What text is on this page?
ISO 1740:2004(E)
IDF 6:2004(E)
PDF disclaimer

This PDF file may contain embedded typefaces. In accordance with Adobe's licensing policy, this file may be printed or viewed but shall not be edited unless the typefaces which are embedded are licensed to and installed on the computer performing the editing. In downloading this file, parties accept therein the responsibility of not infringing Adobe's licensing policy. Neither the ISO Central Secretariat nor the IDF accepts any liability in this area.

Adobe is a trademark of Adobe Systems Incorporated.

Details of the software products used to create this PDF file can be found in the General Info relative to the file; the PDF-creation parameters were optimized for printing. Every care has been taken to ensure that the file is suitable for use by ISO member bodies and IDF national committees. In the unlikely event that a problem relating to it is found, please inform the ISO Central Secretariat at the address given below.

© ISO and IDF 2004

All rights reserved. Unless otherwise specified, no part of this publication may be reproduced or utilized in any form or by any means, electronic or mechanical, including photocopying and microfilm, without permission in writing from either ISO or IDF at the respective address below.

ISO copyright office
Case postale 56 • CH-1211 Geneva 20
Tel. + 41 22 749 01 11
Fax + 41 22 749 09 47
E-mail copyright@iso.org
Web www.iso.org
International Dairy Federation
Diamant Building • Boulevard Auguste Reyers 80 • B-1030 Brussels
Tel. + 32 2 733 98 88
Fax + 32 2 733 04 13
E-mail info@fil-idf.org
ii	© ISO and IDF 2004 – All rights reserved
--------------------------------
- **Task to carry out**: Write down all the entries again without a single difference.

- **Correct result**:
What text is on this page?
ISO 1740:2004(E)
IDF 6:2004(E)
PDF disclaimer

This PDF file may contain embedded typefaces. In accordance with Adobe's licensing policy, this file may be printed or viewed but shall not be edited unless the typefaces which are embedded are licensed to and installed on the computer performing the editing. In downloading this file, parties accept therein the responsibility of not infringing Adobe's licensing policy. Neither the ISO Central Secretariat nor the IDF accepts any liability in this area.

Adobe is a trademark of Adobe Systems Incorporated.

Details of the software products used to create this PDF file can be found in the General Info relative to the file; the PDF-creation parameters were optimized for printing. Every care has been taken to ensure that the file is suitable for use by ISO member bodies and IDF national committees. In the unlikely event that a problem relating to it is found, please inform the ISO Central Secretariat at the address given below.

© ISO and IDF 2004

All rights reserved. Unless otherwise specified, no part of this publication may be reproduced or utilized in any form or by any means, electronic or mechanical, including photocopying and microfilm, without permission in writing from either ISO or IDF at the respective address below.

ISO copyright office
Case postale 56 • CH-1211 Geneva 20
Tel. + 41 22 749 01 11
Fax + 41 22 749 09 47
E-mail copyright@iso.org
Web www.iso.org
International Dairy Federation
Diamant Building • Boulevard Auguste Reyers 80 • B-1030 Brussels
Tel. + 32 2 733 98 88
Fax + 32 2 733 04 13
E-mail info@fil-idf.org
ii	© ISO and IDF 2004 – All rights reserved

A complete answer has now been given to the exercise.